▶ Task description: Transcribe the data in full and exactly, omitting any pictures.

---- Provided material

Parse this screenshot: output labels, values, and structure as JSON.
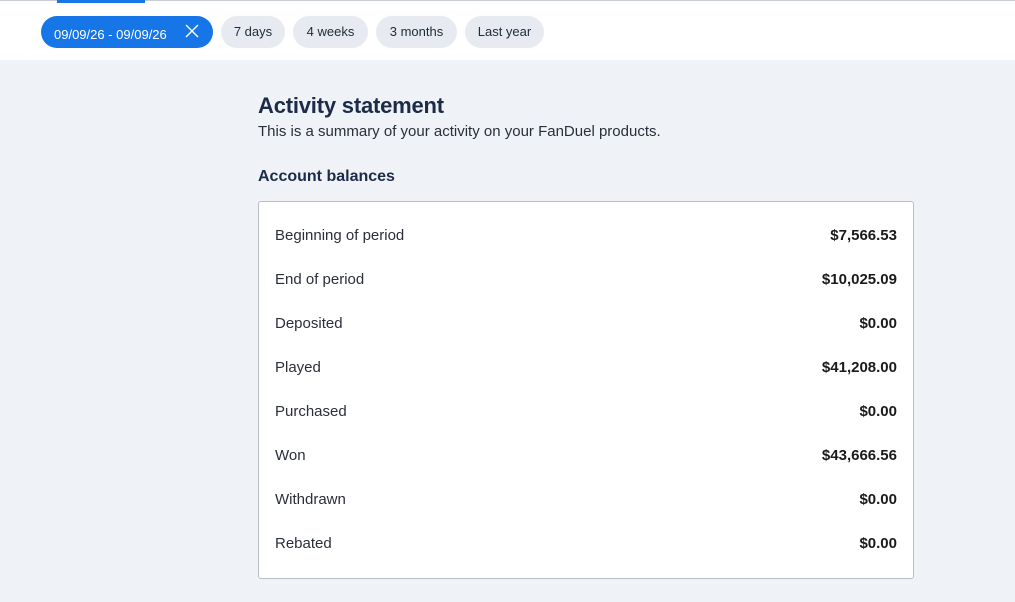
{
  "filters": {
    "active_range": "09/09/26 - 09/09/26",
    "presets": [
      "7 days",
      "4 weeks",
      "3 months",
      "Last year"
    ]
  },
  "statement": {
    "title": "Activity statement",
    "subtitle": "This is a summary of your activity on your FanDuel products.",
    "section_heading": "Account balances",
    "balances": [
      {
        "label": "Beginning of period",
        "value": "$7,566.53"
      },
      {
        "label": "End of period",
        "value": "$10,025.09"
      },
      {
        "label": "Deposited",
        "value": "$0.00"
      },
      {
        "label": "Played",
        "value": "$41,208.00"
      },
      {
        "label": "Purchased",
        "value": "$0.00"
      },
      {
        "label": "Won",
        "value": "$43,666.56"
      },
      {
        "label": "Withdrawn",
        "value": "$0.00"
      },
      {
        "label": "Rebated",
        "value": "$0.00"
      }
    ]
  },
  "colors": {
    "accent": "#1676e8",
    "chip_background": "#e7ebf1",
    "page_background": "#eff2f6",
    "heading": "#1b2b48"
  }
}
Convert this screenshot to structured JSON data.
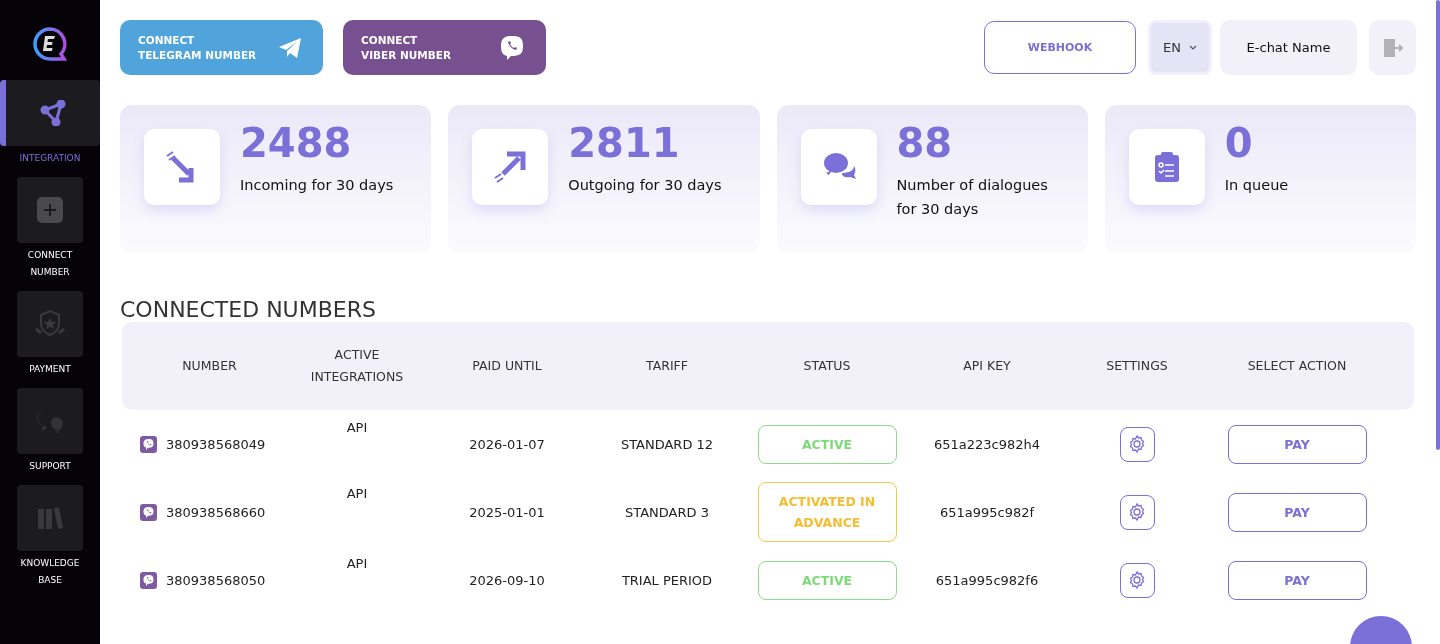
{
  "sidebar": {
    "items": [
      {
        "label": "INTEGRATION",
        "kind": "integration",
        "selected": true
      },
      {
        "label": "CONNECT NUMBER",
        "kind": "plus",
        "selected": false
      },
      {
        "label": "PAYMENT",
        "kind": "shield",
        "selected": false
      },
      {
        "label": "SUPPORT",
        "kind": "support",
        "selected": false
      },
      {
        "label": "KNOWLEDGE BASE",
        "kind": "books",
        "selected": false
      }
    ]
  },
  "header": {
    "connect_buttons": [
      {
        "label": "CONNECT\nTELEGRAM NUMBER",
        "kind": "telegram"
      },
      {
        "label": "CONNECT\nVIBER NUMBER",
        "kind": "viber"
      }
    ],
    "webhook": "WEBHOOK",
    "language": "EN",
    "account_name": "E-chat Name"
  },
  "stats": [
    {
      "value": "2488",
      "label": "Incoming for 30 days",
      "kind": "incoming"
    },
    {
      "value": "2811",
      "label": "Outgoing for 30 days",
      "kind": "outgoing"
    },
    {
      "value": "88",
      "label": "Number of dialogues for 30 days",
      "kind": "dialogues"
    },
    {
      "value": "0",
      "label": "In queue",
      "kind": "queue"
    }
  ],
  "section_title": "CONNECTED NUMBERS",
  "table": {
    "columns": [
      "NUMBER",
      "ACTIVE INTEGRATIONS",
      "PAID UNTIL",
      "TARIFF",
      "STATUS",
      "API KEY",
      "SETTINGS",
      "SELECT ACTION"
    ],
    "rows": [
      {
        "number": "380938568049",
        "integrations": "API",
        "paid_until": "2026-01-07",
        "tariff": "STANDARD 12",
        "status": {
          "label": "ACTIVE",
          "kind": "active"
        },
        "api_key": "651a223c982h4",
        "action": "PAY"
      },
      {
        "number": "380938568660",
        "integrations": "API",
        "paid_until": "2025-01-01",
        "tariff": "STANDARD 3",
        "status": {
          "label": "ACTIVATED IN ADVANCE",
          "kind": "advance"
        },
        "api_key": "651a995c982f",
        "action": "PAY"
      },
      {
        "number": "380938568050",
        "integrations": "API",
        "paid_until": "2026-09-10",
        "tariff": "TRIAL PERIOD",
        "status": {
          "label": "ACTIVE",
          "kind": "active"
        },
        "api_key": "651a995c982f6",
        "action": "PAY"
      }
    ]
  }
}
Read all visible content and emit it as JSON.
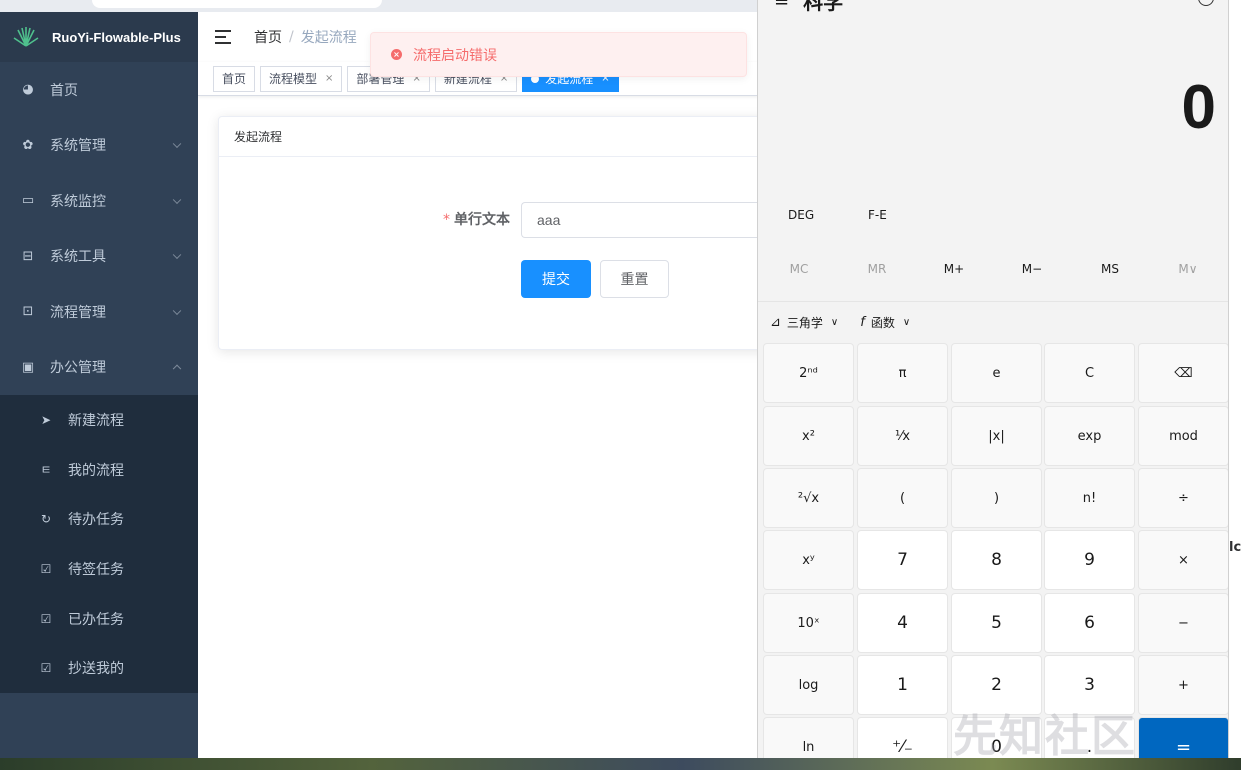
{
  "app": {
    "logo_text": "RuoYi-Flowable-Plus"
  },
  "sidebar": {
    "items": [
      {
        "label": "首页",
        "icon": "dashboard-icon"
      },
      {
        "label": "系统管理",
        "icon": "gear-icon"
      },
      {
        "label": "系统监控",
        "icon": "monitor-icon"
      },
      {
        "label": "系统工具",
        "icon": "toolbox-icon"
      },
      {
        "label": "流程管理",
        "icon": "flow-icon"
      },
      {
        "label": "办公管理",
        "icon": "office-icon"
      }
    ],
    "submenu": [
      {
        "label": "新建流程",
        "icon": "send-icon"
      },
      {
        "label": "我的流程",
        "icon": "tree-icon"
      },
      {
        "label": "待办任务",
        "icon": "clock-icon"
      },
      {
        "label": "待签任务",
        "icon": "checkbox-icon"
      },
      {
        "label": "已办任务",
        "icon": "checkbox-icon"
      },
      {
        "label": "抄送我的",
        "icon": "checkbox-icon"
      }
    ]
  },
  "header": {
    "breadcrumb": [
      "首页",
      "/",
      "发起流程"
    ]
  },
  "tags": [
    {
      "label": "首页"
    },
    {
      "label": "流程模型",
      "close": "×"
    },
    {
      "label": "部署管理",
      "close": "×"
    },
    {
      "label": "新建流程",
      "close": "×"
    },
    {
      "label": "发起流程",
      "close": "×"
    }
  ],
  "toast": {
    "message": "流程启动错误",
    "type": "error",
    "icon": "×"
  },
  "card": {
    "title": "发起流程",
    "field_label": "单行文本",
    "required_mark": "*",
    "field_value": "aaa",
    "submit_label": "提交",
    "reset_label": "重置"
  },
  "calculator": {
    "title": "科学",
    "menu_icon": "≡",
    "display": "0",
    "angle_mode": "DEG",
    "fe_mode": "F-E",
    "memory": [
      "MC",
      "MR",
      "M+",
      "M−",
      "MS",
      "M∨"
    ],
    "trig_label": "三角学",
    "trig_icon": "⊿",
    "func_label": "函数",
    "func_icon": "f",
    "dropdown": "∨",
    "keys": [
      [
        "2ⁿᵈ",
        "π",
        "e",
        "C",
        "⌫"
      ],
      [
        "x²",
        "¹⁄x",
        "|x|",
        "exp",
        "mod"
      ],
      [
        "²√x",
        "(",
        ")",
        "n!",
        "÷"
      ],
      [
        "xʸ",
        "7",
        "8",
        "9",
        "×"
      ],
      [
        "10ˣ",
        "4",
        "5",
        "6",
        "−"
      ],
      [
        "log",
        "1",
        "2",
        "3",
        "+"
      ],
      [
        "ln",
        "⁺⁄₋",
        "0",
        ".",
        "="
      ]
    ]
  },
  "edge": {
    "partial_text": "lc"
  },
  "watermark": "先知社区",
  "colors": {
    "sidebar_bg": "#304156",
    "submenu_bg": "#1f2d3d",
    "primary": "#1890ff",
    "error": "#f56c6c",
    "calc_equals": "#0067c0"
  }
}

--------

▶ Task response:
Parse this screenshot: output labels, values, and structure as JSON.
{
  "filters": {
    "active_range": "09/09/26 - 09/09/26",
    "presets": [
      "7 days",
      "4 weeks",
      "3 months",
      "Last year"
    ]
  },
  "statement": {
    "title": "Activity statement",
    "subtitle": "This is a summary of your activity on your FanDuel products.",
    "section_heading": "Account balances",
    "balances": [
      {
        "label": "Beginning of period",
        "value": "$7,566.53"
      },
      {
        "label": "End of period",
        "value": "$10,025.09"
      },
      {
        "label": "Deposited",
        "value": "$0.00"
      },
      {
        "label": "Played",
        "value": "$41,208.00"
      },
      {
        "label": "Purchased",
        "value": "$0.00"
      },
      {
        "label": "Won",
        "value": "$43,666.56"
      },
      {
        "label": "Withdrawn",
        "value": "$0.00"
      },
      {
        "label": "Rebated",
        "value": "$0.00"
      }
    ]
  },
  "colors": {
    "accent": "#1676e8",
    "chip_background": "#e7ebf1",
    "page_background": "#eff2f6",
    "heading": "#1b2b48"
  }
}
Convert this screenshot to structured JSON data.
{
  "sidebar": {
    "items": [
      {
        "label": "INTEGRATION",
        "kind": "integration",
        "selected": true
      },
      {
        "label": "CONNECT NUMBER",
        "kind": "plus",
        "selected": false
      },
      {
        "label": "PAYMENT",
        "kind": "shield",
        "selected": false
      },
      {
        "label": "SUPPORT",
        "kind": "support",
        "selected": false
      },
      {
        "label": "KNOWLEDGE BASE",
        "kind": "books",
        "selected": false
      }
    ]
  },
  "header": {
    "connect_buttons": [
      {
        "label": "CONNECT\nTELEGRAM NUMBER",
        "kind": "telegram"
      },
      {
        "label": "CONNECT\nVIBER NUMBER",
        "kind": "viber"
      }
    ],
    "webhook": "WEBHOOK",
    "language": "EN",
    "account_name": "E-chat Name"
  },
  "stats": [
    {
      "value": "2488",
      "label": "Incoming for 30 days",
      "kind": "incoming"
    },
    {
      "value": "2811",
      "label": "Outgoing for 30 days",
      "kind": "outgoing"
    },
    {
      "value": "88",
      "label": "Number of dialogues for 30 days",
      "kind": "dialogues"
    },
    {
      "value": "0",
      "label": "In queue",
      "kind": "queue"
    }
  ],
  "section_title": "CONNECTED NUMBERS",
  "table": {
    "columns": [
      "NUMBER",
      "ACTIVE INTEGRATIONS",
      "PAID UNTIL",
      "TARIFF",
      "STATUS",
      "API KEY",
      "SETTINGS",
      "SELECT ACTION"
    ],
    "rows": [
      {
        "number": "380938568049",
        "integrations": "API",
        "paid_until": "2026-01-07",
        "tariff": "STANDARD 12",
        "status": {
          "label": "ACTIVE",
          "kind": "active"
        },
        "api_key": "651a223c982h4",
        "action": "PAY"
      },
      {
        "number": "380938568660",
        "integrations": "API",
        "paid_until": "2025-01-01",
        "tariff": "STANDARD 3",
        "status": {
          "label": "ACTIVATED IN ADVANCE",
          "kind": "advance"
        },
        "api_key": "651a995c982f",
        "action": "PAY"
      },
      {
        "number": "380938568050",
        "integrations": "API",
        "paid_until": "2026-09-10",
        "tariff": "TRIAL PERIOD",
        "status": {
          "label": "ACTIVE",
          "kind": "active"
        },
        "api_key": "651a995c982f6",
        "action": "PAY"
      }
    ]
  }
}
Read all visible content and emit it as JSON.
{
  "app": {
    "logo_text": "RuoYi-Flowable-Plus"
  },
  "sidebar": {
    "items": [
      {
        "label": "首页",
        "icon": "dashboard-icon"
      },
      {
        "label": "系统管理",
        "icon": "gear-icon"
      },
      {
        "label": "系统监控",
        "icon": "monitor-icon"
      },
      {
        "label": "系统工具",
        "icon": "toolbox-icon"
      },
      {
        "label": "流程管理",
        "icon": "flow-icon"
      },
      {
        "label": "办公管理",
        "icon": "office-icon"
      }
    ],
    "submenu": [
      {
        "label": "新建流程",
        "icon": "send-icon"
      },
      {
        "label": "我的流程",
        "icon": "tree-icon"
      },
      {
        "label": "待办任务",
        "icon": "clock-icon"
      },
      {
        "label": "待签任务",
        "icon": "checkbox-icon"
      },
      {
        "label": "已办任务",
        "icon": "checkbox-icon"
      },
      {
        "label": "抄送我的",
        "icon": "checkbox-icon"
      }
    ]
  },
  "header": {
    "breadcrumb": [
      "首页",
      "/",
      "发起流程"
    ]
  },
  "tags": [
    {
      "label": "首页"
    },
    {
      "label": "流程模型",
      "close": "×"
    },
    {
      "label": "部署管理",
      "close": "×"
    },
    {
      "label": "新建流程",
      "close": "×"
    },
    {
      "label": "发起流程",
      "close": "×"
    }
  ],
  "toast": {
    "message": "流程启动错误",
    "type": "error",
    "icon": "×"
  },
  "card": {
    "title": "发起流程",
    "field_label": "单行文本",
    "required_mark": "*",
    "field_value": "aaa",
    "submit_label": "提交",
    "reset_label": "重置"
  },
  "calculator": {
    "title": "科学",
    "menu_icon": "≡",
    "display": "0",
    "angle_mode": "DEG",
    "fe_mode": "F-E",
    "memory": [
      "MC",
      "MR",
      "M+",
      "M−",
      "MS",
      "M∨"
    ],
    "trig_label": "三角学",
    "trig_icon": "⊿",
    "func_label": "函数",
    "func_icon": "f",
    "dropdown": "∨",
    "keys": [
      [
        "2ⁿᵈ",
        "π",
        "e",
        "C",
        "⌫"
      ],
      [
        "x²",
        "¹⁄x",
        "|x|",
        "exp",
        "mod"
      ],
      [
        "²√x",
        "(",
        ")",
        "n!",
        "÷"
      ],
      [
        "xʸ",
        "7",
        "8",
        "9",
        "×"
      ],
      [
        "10ˣ",
        "4",
        "5",
        "6",
        "−"
      ],
      [
        "log",
        "1",
        "2",
        "3",
        "+"
      ],
      [
        "ln",
        "⁺⁄₋",
        "0",
        ".",
        "="
      ]
    ]
  },
  "edge": {
    "partial_text": "lc"
  },
  "watermark": "先知社区",
  "colors": {
    "sidebar_bg": "#304156",
    "submenu_bg": "#1f2d3d",
    "primary": "#1890ff",
    "error": "#f56c6c",
    "calc_equals": "#0067c0"
  }
}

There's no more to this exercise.